**DIRECTION:**
Restate the whole of the material. Keep every word, and drop the pictures.
^^^^^^^^
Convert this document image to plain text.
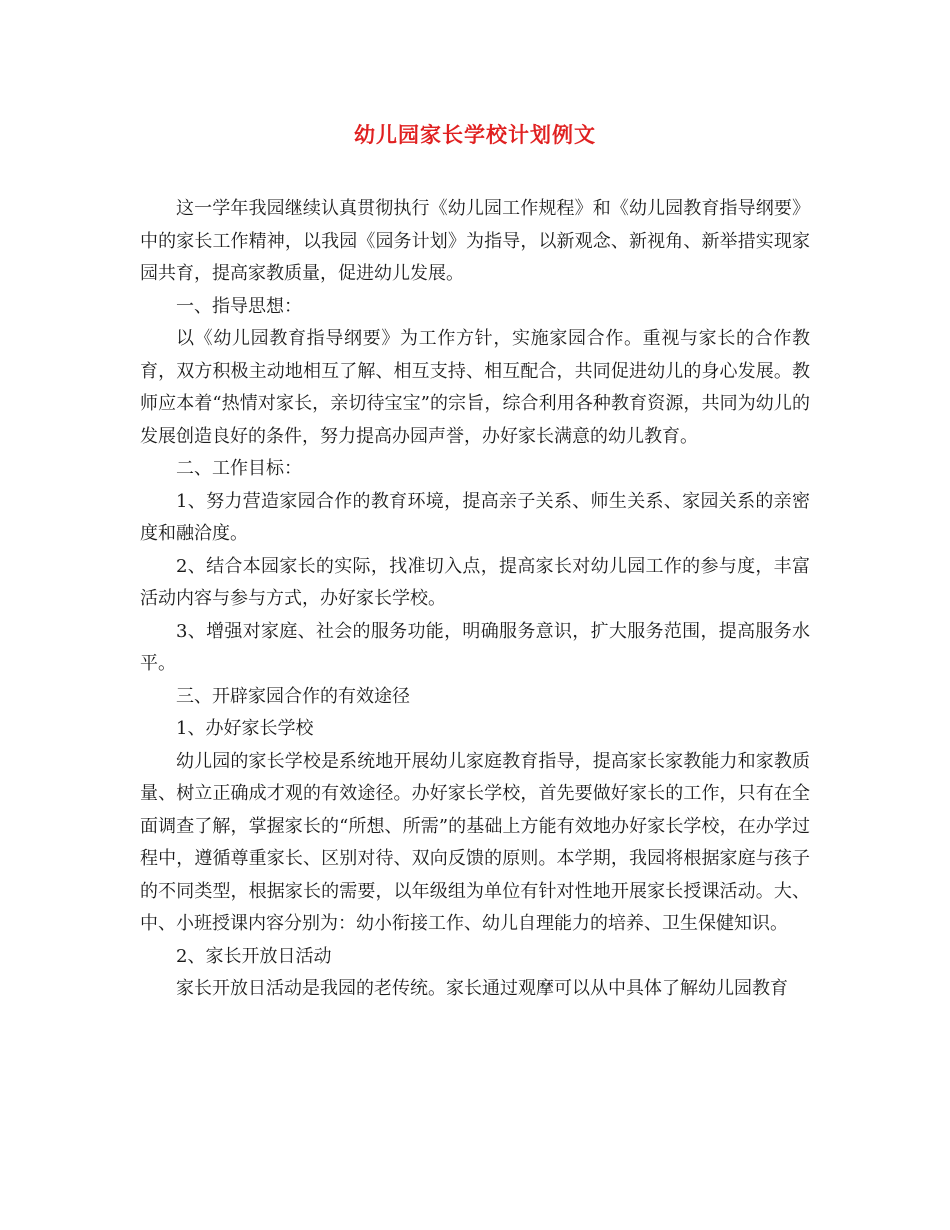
幼儿园家长学校计划例文

这一学年我园继续认真贯彻执行《幼儿园工作规程》和《幼儿园教育指导纲要》中的家长工作精神，以我园《园务计划》为指导，以新观念、新视角、新举措实现家园共育，提高家教质量，促进幼儿发展。

一、指导思想：

以《幼儿园教育指导纲要》为工作方针，实施家园合作。重视与家长的合作教育，双方积极主动地相互了解、相互支持、相互配合，共同促进幼儿的身心发展。教师应本着“热情对家长，亲切待宝宝”的宗旨，综合利用各种教育资源，共同为幼儿的发展创造良好的条件，努力提高办园声誉，办好家长满意的幼儿教育。

二、工作目标：

1、努力营造家园合作的教育环境，提高亲子关系、师生关系、家园关系的亲密度和融洽度。

2、结合本园家长的实际，找准切入点，提高家长对幼儿园工作的参与度，丰富活动内容与参与方式，办好家长学校。

3、增强对家庭、社会的服务功能，明确服务意识，扩大服务范围，提高服务水平。

三、开辟家园合作的有效途径

1、办好家长学校

幼儿园的家长学校是系统地开展幼儿家庭教育指导，提高家长家教能力和家教质量、树立正确成才观的有效途径。办好家长学校，首先要做好家长的工作，只有在全面调查了解，掌握家长的“所想、所需”的基础上方能有效地办好家长学校，在办学过程中，遵循尊重家长、区别对待、双向反馈的原则。本学期，我园将根据家庭与孩子的不同类型，根据家长的需要，以年级组为单位有针对性地开展家长授课活动。大、中、小班授课内容分别为：幼小衔接工作、幼儿自理能力的培养、卫生保健知识。

2、家长开放日活动

家长开放日活动是我园的老传统。家长通过观摩可以从中具体了解幼儿园教育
^^^^^^^^
**RESPONSE TO THIS TASK:**
Convert this document image to plain text.
幼儿园家长学校计划例文

这一学年我园继续认真贯彻执行《幼儿园工作规程》和《幼儿园教育指导纲要》中的家长工作精神，以我园《园务计划》为指导，以新观念、新视角、新举措实现家园共育，提高家教质量，促进幼儿发展。

一、指导思想：

以《幼儿园教育指导纲要》为工作方针，实施家园合作。重视与家长的合作教育，双方积极主动地相互了解、相互支持、相互配合，共同促进幼儿的身心发展。教师应本着“热情对家长，亲切待宝宝”的宗旨，综合利用各种教育资源，共同为幼儿的发展创造良好的条件，努力提高办园声誉，办好家长满意的幼儿教育。

二、工作目标：

1、努力营造家园合作的教育环境，提高亲子关系、师生关系、家园关系的亲密度和融洽度。

2、结合本园家长的实际，找准切入点，提高家长对幼儿园工作的参与度，丰富活动内容与参与方式，办好家长学校。

3、增强对家庭、社会的服务功能，明确服务意识，扩大服务范围，提高服务水平。

三、开辟家园合作的有效途径

1、办好家长学校

幼儿园的家长学校是系统地开展幼儿家庭教育指导，提高家长家教能力和家教质量、树立正确成才观的有效途径。办好家长学校，首先要做好家长的工作，只有在全面调查了解，掌握家长的“所想、所需”的基础上方能有效地办好家长学校，在办学过程中，遵循尊重家长、区别对待、双向反馈的原则。本学期，我园将根据家庭与孩子的不同类型，根据家长的需要，以年级组为单位有针对性地开展家长授课活动。大、中、小班授课内容分别为：幼小衔接工作、幼儿自理能力的培养、卫生保健知识。

2、家长开放日活动

家长开放日活动是我园的老传统。家长通过观摩可以从中具体了解幼儿园教育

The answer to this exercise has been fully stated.